Data provided
▼▼▼
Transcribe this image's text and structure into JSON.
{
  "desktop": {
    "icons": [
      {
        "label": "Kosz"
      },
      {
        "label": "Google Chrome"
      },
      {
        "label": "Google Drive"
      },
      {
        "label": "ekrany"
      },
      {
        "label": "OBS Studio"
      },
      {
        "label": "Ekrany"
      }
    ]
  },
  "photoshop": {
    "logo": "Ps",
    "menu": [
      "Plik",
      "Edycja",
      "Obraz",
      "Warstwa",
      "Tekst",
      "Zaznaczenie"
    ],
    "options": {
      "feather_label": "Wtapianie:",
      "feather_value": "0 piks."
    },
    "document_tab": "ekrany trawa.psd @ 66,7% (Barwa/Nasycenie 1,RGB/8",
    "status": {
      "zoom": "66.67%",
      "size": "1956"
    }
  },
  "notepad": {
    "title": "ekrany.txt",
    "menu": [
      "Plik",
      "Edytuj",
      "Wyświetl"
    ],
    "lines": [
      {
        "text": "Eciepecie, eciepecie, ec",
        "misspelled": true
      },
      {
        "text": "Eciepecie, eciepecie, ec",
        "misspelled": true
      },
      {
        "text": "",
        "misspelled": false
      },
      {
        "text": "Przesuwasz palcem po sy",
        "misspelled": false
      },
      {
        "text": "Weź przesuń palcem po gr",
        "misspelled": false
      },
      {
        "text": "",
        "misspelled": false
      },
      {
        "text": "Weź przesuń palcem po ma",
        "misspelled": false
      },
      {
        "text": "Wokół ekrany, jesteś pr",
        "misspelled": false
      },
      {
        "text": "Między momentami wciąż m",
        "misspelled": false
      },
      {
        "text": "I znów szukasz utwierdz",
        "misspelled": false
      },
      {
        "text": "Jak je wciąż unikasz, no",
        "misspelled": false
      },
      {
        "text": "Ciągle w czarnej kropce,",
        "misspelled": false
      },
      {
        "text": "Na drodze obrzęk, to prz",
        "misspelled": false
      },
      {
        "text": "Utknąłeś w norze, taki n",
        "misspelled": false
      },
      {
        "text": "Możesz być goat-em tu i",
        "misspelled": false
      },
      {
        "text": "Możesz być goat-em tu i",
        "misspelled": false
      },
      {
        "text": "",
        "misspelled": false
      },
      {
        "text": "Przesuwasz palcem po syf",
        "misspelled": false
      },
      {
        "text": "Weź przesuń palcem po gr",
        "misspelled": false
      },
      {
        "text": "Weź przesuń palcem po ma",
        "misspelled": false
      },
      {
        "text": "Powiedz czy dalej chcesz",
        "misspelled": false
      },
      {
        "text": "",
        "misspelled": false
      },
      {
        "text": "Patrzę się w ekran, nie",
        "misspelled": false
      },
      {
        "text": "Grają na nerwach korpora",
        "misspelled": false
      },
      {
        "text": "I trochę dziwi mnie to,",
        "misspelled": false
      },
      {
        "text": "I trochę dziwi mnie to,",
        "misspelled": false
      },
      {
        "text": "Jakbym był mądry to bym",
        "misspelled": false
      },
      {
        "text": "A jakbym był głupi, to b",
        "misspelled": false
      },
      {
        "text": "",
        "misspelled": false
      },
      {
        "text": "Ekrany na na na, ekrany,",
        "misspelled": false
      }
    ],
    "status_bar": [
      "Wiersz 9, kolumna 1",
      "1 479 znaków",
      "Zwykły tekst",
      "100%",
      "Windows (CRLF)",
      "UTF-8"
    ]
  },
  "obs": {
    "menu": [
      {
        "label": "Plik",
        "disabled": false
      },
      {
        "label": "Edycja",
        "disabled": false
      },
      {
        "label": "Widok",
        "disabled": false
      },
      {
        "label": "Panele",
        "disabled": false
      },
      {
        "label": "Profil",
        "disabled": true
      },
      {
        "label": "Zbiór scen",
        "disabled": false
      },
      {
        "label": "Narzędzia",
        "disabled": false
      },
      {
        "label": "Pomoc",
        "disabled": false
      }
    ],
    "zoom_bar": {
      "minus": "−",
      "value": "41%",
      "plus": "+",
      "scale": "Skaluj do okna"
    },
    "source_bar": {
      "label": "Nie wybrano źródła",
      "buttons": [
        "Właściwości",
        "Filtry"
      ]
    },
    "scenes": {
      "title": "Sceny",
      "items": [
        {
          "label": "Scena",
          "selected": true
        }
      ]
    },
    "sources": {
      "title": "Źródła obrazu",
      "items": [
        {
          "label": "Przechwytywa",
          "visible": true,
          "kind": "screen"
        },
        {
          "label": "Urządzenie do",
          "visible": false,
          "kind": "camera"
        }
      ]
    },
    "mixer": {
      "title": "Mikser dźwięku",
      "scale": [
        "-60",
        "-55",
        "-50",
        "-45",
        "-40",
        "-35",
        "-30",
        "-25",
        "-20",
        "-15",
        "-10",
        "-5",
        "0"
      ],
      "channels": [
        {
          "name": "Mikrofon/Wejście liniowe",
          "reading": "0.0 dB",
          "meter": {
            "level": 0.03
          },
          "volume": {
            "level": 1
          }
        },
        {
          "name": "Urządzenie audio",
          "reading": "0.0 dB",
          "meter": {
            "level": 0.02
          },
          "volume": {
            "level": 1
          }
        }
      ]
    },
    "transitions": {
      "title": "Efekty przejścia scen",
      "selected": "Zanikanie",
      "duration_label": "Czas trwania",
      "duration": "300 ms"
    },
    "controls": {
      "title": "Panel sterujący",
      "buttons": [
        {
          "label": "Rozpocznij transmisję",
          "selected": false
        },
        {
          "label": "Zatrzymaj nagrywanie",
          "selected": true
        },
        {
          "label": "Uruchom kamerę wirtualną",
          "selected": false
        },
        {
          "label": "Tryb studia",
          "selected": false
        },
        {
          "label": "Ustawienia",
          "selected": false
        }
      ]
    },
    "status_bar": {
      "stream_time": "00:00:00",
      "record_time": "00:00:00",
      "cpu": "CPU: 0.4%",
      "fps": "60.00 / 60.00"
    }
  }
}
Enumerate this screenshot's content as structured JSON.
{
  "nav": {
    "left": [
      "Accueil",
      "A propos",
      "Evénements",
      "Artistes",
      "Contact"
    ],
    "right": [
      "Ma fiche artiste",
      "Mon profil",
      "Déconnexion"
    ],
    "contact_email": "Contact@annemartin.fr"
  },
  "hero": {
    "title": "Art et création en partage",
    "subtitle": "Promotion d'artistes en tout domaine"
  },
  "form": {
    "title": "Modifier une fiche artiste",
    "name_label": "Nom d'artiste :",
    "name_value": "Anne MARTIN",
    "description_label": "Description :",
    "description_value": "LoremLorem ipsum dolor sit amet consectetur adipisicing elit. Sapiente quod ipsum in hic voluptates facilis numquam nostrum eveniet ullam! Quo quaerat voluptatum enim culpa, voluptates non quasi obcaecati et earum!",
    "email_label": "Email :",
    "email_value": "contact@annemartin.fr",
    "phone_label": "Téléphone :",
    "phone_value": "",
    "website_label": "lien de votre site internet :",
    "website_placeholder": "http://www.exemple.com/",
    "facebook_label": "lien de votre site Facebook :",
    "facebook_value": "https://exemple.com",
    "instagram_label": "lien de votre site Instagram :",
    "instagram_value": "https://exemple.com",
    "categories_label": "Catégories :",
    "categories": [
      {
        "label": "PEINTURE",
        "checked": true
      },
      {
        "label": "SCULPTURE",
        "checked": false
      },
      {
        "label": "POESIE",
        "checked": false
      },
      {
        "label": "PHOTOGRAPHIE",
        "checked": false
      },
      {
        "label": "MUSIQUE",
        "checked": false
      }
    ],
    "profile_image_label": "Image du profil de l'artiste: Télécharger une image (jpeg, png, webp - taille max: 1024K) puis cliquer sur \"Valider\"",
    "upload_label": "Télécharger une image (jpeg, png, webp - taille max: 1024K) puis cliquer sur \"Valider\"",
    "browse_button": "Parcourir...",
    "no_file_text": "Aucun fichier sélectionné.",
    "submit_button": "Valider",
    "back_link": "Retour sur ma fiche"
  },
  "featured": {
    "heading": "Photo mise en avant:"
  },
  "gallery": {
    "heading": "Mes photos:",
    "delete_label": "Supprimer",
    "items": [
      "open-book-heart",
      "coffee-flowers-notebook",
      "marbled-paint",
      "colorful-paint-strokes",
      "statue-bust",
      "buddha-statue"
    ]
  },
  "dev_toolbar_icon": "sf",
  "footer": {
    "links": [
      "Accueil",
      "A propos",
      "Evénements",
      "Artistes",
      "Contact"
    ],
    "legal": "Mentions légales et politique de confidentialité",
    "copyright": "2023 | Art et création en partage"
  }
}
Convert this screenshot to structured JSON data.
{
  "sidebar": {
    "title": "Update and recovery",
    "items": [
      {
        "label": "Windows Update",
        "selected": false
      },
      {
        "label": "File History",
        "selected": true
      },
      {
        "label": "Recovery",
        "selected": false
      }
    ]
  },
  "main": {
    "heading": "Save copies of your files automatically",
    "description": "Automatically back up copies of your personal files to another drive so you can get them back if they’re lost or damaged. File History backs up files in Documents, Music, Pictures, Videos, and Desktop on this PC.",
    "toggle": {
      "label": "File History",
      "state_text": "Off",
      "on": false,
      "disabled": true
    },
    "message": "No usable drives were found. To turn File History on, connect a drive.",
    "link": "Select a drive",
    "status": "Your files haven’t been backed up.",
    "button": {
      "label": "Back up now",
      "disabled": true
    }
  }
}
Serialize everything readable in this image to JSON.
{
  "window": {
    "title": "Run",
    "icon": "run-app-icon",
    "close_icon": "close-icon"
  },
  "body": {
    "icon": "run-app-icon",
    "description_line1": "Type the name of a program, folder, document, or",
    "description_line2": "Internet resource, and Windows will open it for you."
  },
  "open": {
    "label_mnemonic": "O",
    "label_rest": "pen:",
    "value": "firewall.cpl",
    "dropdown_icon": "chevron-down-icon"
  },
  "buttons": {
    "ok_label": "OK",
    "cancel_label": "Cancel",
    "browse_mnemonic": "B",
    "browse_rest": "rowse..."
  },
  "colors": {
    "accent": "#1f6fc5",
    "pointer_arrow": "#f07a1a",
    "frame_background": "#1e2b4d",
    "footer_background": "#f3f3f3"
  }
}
▲▲▲
The task
Copy out every line from the one containing "Serialize everything readable" to the end of the material, both ends included.

Final answer
Serialize everything readable in this image to JSON.
{
  "window": {
    "title": "Run",
    "icon": "run-app-icon",
    "close_icon": "close-icon"
  },
  "body": {
    "icon": "run-app-icon",
    "description_line1": "Type the name of a program, folder, document, or",
    "description_line2": "Internet resource, and Windows will open it for you."
  },
  "open": {
    "label_mnemonic": "O",
    "label_rest": "pen:",
    "value": "firewall.cpl",
    "dropdown_icon": "chevron-down-icon"
  },
  "buttons": {
    "ok_label": "OK",
    "cancel_label": "Cancel",
    "browse_mnemonic": "B",
    "browse_rest": "rowse..."
  },
  "colors": {
    "accent": "#1f6fc5",
    "pointer_arrow": "#f07a1a",
    "frame_background": "#1e2b4d",
    "footer_background": "#f3f3f3"
  }
}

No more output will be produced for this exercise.